TASK TO CARRY OUT:
Using the material that follows, identify and copy each line with the string "Contains".

★ ★ ★ ★ ★ ★ ★

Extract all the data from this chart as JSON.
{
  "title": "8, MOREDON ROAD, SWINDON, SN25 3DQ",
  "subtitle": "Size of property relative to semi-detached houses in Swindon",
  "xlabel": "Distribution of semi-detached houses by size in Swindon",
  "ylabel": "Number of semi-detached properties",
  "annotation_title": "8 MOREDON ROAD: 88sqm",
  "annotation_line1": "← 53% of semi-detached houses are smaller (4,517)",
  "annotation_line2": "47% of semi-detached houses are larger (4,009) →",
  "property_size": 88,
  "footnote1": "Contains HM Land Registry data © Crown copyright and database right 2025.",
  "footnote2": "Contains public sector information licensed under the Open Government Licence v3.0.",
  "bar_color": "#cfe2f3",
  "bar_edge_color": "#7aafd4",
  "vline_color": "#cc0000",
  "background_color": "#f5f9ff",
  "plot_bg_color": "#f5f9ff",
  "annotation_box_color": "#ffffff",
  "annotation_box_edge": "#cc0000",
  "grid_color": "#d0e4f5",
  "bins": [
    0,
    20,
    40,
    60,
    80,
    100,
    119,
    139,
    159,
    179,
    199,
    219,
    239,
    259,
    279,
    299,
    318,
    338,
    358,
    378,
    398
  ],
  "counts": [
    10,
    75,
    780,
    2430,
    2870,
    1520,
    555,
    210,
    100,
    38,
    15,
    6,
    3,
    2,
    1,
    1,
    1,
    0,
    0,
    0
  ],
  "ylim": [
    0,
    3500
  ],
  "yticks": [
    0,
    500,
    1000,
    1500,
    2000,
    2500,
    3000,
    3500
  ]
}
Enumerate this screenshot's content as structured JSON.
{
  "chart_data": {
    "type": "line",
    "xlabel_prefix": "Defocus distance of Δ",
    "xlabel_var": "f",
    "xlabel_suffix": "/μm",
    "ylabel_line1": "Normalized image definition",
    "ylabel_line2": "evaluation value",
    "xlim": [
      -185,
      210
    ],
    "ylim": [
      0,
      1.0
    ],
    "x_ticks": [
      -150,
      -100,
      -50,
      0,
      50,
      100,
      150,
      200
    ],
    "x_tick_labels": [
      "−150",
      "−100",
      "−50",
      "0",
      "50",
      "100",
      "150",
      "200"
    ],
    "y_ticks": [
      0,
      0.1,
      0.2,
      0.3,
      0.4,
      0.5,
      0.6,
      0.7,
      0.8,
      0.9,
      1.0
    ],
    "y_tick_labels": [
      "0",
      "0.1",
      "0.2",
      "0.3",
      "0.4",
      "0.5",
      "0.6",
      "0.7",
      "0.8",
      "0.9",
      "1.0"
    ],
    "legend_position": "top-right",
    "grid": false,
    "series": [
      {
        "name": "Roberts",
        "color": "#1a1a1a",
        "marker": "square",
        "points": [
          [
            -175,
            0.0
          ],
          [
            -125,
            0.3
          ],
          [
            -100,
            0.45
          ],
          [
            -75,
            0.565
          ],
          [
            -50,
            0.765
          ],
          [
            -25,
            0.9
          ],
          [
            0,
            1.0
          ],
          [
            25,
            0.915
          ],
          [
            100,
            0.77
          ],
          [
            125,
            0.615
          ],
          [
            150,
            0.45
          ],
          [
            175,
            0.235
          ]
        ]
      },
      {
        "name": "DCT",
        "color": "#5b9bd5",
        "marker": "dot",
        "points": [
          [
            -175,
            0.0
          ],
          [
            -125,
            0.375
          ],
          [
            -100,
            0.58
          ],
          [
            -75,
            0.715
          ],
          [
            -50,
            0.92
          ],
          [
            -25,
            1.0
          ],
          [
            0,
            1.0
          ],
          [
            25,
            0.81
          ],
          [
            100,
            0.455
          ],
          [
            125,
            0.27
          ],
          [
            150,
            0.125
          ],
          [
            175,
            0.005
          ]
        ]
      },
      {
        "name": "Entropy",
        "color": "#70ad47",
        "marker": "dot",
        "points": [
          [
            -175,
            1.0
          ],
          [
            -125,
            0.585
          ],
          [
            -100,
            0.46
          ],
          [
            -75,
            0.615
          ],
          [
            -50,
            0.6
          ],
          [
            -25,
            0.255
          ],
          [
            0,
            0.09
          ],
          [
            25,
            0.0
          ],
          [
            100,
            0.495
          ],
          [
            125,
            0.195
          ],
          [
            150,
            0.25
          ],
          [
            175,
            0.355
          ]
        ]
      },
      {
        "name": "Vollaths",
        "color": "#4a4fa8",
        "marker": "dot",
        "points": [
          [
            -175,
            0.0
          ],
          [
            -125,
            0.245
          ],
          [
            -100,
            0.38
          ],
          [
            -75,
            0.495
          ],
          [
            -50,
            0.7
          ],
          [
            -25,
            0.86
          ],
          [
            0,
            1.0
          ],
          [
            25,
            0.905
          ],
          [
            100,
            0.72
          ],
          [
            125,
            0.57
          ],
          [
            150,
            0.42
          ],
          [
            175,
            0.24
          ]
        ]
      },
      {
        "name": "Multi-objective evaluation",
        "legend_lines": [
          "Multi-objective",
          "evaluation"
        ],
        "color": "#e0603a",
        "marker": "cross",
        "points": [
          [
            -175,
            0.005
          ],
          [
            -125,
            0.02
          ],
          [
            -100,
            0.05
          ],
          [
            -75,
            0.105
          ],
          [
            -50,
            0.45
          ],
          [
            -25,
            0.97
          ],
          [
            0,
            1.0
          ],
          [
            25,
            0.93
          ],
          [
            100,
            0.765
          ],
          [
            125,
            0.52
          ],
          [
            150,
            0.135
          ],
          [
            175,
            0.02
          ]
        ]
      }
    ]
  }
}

★ ★ ★ ★ ★ ★ ★

TASK RESPONSE:
  "footnote1": "Contains HM Land Registry data © Crown copyright and database right 2025.",
  "footnote2": "Contains public sector information licensed under the Open Government Licence v3.0.",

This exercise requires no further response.